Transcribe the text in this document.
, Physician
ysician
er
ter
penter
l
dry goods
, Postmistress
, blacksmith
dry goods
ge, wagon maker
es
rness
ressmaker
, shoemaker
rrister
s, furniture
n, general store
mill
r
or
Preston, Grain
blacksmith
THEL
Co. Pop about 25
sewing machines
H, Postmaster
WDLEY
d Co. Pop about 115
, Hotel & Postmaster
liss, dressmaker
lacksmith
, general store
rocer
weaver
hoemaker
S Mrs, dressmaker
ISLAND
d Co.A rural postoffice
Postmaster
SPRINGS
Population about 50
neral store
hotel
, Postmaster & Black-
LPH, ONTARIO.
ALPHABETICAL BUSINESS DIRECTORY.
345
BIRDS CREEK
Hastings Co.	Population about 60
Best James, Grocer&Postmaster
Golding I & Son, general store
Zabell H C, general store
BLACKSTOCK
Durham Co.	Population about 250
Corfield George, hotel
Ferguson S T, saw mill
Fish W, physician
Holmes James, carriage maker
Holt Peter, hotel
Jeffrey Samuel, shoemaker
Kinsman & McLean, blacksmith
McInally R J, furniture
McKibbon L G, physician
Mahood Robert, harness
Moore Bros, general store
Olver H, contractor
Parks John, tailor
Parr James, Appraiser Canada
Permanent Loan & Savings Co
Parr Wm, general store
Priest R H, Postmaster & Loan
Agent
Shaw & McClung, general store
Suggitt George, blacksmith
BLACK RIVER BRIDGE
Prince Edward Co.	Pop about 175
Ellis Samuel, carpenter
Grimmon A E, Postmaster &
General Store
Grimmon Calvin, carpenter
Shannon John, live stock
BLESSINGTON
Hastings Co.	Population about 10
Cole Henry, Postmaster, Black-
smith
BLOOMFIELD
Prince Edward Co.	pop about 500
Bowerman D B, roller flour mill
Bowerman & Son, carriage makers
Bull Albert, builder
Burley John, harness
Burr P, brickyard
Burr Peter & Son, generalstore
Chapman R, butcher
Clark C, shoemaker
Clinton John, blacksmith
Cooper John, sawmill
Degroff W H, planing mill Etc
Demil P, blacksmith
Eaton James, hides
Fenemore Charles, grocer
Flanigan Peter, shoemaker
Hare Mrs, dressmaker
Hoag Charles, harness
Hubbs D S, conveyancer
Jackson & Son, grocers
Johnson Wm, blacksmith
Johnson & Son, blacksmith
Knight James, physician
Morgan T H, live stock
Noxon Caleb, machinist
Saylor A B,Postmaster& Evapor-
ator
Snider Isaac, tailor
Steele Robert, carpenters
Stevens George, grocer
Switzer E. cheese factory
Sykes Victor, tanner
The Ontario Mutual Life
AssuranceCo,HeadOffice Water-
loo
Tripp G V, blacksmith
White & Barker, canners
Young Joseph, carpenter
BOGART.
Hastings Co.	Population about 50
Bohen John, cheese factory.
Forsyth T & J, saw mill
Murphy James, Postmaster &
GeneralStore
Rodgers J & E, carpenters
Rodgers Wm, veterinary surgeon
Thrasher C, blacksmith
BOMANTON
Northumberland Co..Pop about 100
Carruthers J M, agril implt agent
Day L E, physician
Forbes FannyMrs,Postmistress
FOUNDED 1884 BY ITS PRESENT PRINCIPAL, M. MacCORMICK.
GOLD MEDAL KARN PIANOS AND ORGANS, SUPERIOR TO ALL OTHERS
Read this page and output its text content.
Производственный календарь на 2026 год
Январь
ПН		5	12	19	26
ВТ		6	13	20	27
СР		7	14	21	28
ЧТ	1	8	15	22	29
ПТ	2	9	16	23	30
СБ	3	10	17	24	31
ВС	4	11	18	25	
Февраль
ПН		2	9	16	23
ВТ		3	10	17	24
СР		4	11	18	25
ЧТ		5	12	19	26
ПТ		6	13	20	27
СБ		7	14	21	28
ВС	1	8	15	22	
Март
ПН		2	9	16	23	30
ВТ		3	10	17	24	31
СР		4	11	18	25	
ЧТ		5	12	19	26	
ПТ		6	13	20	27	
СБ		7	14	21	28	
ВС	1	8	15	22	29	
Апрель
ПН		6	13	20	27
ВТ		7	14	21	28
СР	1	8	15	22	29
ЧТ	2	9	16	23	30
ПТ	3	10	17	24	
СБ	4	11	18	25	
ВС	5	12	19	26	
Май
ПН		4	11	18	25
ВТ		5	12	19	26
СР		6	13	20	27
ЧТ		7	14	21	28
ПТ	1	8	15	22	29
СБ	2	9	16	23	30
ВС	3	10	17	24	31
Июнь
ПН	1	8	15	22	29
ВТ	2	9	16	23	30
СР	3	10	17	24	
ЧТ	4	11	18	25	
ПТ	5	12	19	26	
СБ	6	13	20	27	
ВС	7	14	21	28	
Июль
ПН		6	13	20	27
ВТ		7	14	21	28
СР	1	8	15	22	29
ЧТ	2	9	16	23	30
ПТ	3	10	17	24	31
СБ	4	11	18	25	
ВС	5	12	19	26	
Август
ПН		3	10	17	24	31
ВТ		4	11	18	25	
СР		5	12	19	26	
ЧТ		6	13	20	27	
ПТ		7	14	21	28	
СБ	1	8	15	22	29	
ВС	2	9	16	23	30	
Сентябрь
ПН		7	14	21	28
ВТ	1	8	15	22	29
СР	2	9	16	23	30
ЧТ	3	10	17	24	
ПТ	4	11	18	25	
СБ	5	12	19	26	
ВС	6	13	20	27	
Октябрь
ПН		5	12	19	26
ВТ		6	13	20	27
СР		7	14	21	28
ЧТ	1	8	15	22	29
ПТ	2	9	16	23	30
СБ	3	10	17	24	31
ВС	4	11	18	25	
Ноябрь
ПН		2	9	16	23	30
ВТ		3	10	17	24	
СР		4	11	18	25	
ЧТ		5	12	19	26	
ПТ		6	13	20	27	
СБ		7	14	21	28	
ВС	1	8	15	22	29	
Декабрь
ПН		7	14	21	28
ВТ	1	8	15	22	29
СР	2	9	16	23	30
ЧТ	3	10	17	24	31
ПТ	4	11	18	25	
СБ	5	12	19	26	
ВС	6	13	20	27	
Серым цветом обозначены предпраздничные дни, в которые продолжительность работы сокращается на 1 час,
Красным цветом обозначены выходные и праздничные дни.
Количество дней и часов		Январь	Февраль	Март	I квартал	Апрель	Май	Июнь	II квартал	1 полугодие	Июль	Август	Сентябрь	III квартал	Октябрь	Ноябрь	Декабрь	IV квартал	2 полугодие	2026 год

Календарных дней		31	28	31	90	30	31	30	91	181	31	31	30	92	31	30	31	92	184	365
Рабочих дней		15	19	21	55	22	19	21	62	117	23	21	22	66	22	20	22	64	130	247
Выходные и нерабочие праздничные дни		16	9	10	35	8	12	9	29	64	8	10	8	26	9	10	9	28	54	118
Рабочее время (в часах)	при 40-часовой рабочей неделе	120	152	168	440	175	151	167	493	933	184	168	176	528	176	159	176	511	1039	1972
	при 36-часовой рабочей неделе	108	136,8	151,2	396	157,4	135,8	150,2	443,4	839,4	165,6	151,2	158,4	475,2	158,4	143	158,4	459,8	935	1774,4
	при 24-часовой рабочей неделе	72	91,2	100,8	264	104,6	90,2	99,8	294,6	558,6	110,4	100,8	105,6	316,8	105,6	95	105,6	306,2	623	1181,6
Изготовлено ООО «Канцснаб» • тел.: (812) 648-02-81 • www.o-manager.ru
......
GOAL ->
Repeat every line of the data, exactly and in full.

RESULT FOR THIS TASK ->
Transcribe the text in this document.
, Physician
ysician
er
ter
penter
l
dry goods
, Postmistress
, blacksmith
dry goods
ge, wagon maker
es
rness
ressmaker
, shoemaker
rrister
s, furniture
n, general store
mill
r
or
Preston, Grain
blacksmith
THEL
Co. Pop about 25
sewing machines
H, Postmaster
WDLEY
d Co. Pop about 115
, Hotel & Postmaster
liss, dressmaker
lacksmith
, general store
rocer
weaver
hoemaker
S Mrs, dressmaker
ISLAND
d Co.A rural postoffice
Postmaster
SPRINGS
Population about 50
neral store
hotel
, Postmaster & Black-
LPH, ONTARIO.
ALPHABETICAL BUSINESS DIRECTORY.
345
BIRDS CREEK
Hastings Co.	Population about 60
Best James, Grocer&Postmaster
Golding I & Son, general store
Zabell H C, general store
BLACKSTOCK
Durham Co.	Population about 250
Corfield George, hotel
Ferguson S T, saw mill
Fish W, physician
Holmes James, carriage maker
Holt Peter, hotel
Jeffrey Samuel, shoemaker
Kinsman & McLean, blacksmith
McInally R J, furniture
McKibbon L G, physician
Mahood Robert, harness
Moore Bros, general store
Olver H, contractor
Parks John, tailor
Parr James, Appraiser Canada
Permanent Loan & Savings Co
Parr Wm, general store
Priest R H, Postmaster & Loan
Agent
Shaw & McClung, general store
Suggitt George, blacksmith
BLACK RIVER BRIDGE
Prince Edward Co.	Pop about 175
Ellis Samuel, carpenter
Grimmon A E, Postmaster &
General Store
Grimmon Calvin, carpenter
Shannon John, live stock
BLESSINGTON
Hastings Co.	Population about 10
Cole Henry, Postmaster, Black-
smith
BLOOMFIELD
Prince Edward Co.	pop about 500
Bowerman D B, roller flour mill
Bowerman & Son, carriage makers
Bull Albert, builder
Burley John, harness
Burr P, brickyard
Burr Peter & Son, generalstore
Chapman R, butcher
Clark C, shoemaker
Clinton John, blacksmith
Cooper John, sawmill
Degroff W H, planing mill Etc
Demil P, blacksmith
Eaton James, hides
Fenemore Charles, grocer
Flanigan Peter, shoemaker
Hare Mrs, dressmaker
Hoag Charles, harness
Hubbs D S, conveyancer
Jackson & Son, grocers
Johnson Wm, blacksmith
Johnson & Son, blacksmith
Knight James, physician
Morgan T H, live stock
Noxon Caleb, machinist
Saylor A B,Postmaster& Evapor-
ator
Snider Isaac, tailor
Steele Robert, carpenters
Stevens George, grocer
Switzer E. cheese factory
Sykes Victor, tanner
The Ontario Mutual Life
AssuranceCo,HeadOffice Water-
loo
Tripp G V, blacksmith
White & Barker, canners
Young Joseph, carpenter
BOGART.
Hastings Co.	Population about 50
Bohen John, cheese factory.
Forsyth T & J, saw mill
Murphy James, Postmaster &
GeneralStore
Rodgers J & E, carpenters
Rodgers Wm, veterinary surgeon
Thrasher C, blacksmith
BOMANTON
Northumberland Co..Pop about 100
Carruthers J M, agril implt agent
Day L E, physician
Forbes FannyMrs,Postmistress
FOUNDED 1884 BY ITS PRESENT PRINCIPAL, M. MacCORMICK.
GOLD MEDAL KARN PIANOS AND ORGANS, SUPERIOR TO ALL OTHERS
Read this page and output its text content.
Производственный календарь на 2026 год
Январь
ПН		5	12	19	26
ВТ		6	13	20	27
СР		7	14	21	28
ЧТ	1	8	15	22	29
ПТ	2	9	16	23	30
СБ	3	10	17	24	31
ВС	4	11	18	25	
Февраль
ПН		2	9	16	23
ВТ		3	10	17	24
СР		4	11	18	25
ЧТ		5	12	19	26
ПТ		6	13	20	27
СБ		7	14	21	28
ВС	1	8	15	22	
Март
ПН		2	9	16	23	30
ВТ		3	10	17	24	31
СР		4	11	18	25	
ЧТ		5	12	19	26	
ПТ		6	13	20	27	
СБ		7	14	21	28	
ВС	1	8	15	22	29	
Апрель
ПН		6	13	20	27
ВТ		7	14	21	28
СР	1	8	15	22	29
ЧТ	2	9	16	23	30
ПТ	3	10	17	24	
СБ	4	11	18	25	
ВС	5	12	19	26	
Май
ПН		4	11	18	25
ВТ		5	12	19	26
СР		6	13	20	27
ЧТ		7	14	21	28
ПТ	1	8	15	22	29
СБ	2	9	16	23	30
ВС	3	10	17	24	31
Июнь
ПН	1	8	15	22	29
ВТ	2	9	16	23	30
СР	3	10	17	24	
ЧТ	4	11	18	25	
ПТ	5	12	19	26	
СБ	6	13	20	27	
ВС	7	14	21	28	
Июль
ПН		6	13	20	27
ВТ		7	14	21	28
СР	1	8	15	22	29
ЧТ	2	9	16	23	30
ПТ	3	10	17	24	31
СБ	4	11	18	25	
ВС	5	12	19	26	
Август
ПН		3	10	17	24	31
ВТ		4	11	18	25	
СР		5	12	19	26	
ЧТ		6	13	20	27	
ПТ		7	14	21	28	
СБ	1	8	15	22	29	
ВС	2	9	16	23	30	
Сентябрь
ПН		7	14	21	28
ВТ	1	8	15	22	29
СР	2	9	16	23	30
ЧТ	3	10	17	24	
ПТ	4	11	18	25	
СБ	5	12	19	26	
ВС	6	13	20	27	
Октябрь
ПН		5	12	19	26
ВТ		6	13	20	27
СР		7	14	21	28
ЧТ	1	8	15	22	29
ПТ	2	9	16	23	30
СБ	3	10	17	24	31
ВС	4	11	18	25	
Ноябрь
ПН		2	9	16	23	30
ВТ		3	10	17	24	
СР		4	11	18	25	
ЧТ		5	12	19	26	
ПТ		6	13	20	27	
СБ		7	14	21	28	
ВС	1	8	15	22	29	
Декабрь
ПН		7	14	21	28
ВТ	1	8	15	22	29
СР	2	9	16	23	30
ЧТ	3	10	17	24	31
ПТ	4	11	18	25	
СБ	5	12	19	26	
ВС	6	13	20	27	
Серым цветом обозначены предпраздничные дни, в которые продолжительность работы сокращается на 1 час,
Красным цветом обозначены выходные и праздничные дни.
Количество дней и часов		Январь	Февраль	Март	I квартал	Апрель	Май	Июнь	II квартал	1 полугодие	Июль	Август	Сентябрь	III квартал	Октябрь	Ноябрь	Декабрь	IV квартал	2 полугодие	2026 год

Календарных дней		31	28	31	90	30	31	30	91	181	31	31	30	92	31	30	31	92	184	365
Рабочих дней		15	19	21	55	22	19	21	62	117	23	21	22	66	22	20	22	64	130	247
Выходные и нерабочие праздничные дни		16	9	10	35	8	12	9	29	64	8	10	8	26	9	10	9	28	54	118
Рабочее время (в часах)	при 40-часовой рабочей неделе	120	152	168	440	175	151	167	493	933	184	168	176	528	176	159	176	511	1039	1972
	при 36-часовой рабочей неделе	108	136,8	151,2	396	157,4	135,8	150,2	443,4	839,4	165,6	151,2	158,4	475,2	158,4	143	158,4	459,8	935	1774,4
	при 24-часовой рабочей неделе	72	91,2	100,8	264	104,6	90,2	99,8	294,6	558,6	110,4	100,8	105,6	316,8	105,6	95	105,6	306,2	623	1181,6
Изготовлено ООО «Канцснаб» • тел.: (812) 648-02-81 • www.o-manager.ru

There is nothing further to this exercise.